# [Material provided]
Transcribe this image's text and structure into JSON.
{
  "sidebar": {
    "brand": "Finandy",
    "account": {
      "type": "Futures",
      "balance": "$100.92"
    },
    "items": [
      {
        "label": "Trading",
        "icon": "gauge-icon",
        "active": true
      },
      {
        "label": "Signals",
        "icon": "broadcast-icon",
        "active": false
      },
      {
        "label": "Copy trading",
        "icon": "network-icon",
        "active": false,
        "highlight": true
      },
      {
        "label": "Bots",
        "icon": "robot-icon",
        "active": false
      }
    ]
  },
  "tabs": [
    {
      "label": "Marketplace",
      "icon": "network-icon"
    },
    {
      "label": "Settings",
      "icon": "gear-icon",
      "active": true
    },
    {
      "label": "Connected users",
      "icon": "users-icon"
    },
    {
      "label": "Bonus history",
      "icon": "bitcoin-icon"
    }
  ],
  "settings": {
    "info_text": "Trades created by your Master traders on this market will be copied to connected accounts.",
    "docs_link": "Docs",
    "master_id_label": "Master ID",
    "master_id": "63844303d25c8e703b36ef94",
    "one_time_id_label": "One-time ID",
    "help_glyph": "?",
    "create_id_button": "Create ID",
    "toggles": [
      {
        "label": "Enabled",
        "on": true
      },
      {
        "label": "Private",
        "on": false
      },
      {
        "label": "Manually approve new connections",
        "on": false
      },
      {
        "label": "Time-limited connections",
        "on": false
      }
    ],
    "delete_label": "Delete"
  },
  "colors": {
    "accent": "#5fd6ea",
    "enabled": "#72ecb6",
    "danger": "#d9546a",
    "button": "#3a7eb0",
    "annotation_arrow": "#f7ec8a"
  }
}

# [Exercise directions]
Extract each entry in full and write it down exactly.

# [Answer for the task]
Transcribe this image's text and structure into JSON.
{
  "sidebar": {
    "brand": "Finandy",
    "account": {
      "type": "Futures",
      "balance": "$100.92"
    },
    "items": [
      {
        "label": "Trading",
        "icon": "gauge-icon",
        "active": true
      },
      {
        "label": "Signals",
        "icon": "broadcast-icon",
        "active": false
      },
      {
        "label": "Copy trading",
        "icon": "network-icon",
        "active": false,
        "highlight": true
      },
      {
        "label": "Bots",
        "icon": "robot-icon",
        "active": false
      }
    ]
  },
  "tabs": [
    {
      "label": "Marketplace",
      "icon": "network-icon"
    },
    {
      "label": "Settings",
      "icon": "gear-icon",
      "active": true
    },
    {
      "label": "Connected users",
      "icon": "users-icon"
    },
    {
      "label": "Bonus history",
      "icon": "bitcoin-icon"
    }
  ],
  "settings": {
    "info_text": "Trades created by your Master traders on this market will be copied to connected accounts.",
    "docs_link": "Docs",
    "master_id_label": "Master ID",
    "master_id": "63844303d25c8e703b36ef94",
    "one_time_id_label": "One-time ID",
    "help_glyph": "?",
    "create_id_button": "Create ID",
    "toggles": [
      {
        "label": "Enabled",
        "on": true
      },
      {
        "label": "Private",
        "on": false
      },
      {
        "label": "Manually approve new connections",
        "on": false
      },
      {
        "label": "Time-limited connections",
        "on": false
      }
    ],
    "delete_label": "Delete"
  },
  "colors": {
    "accent": "#5fd6ea",
    "enabled": "#72ecb6",
    "danger": "#d9546a",
    "button": "#3a7eb0",
    "annotation_arrow": "#f7ec8a"
  }
}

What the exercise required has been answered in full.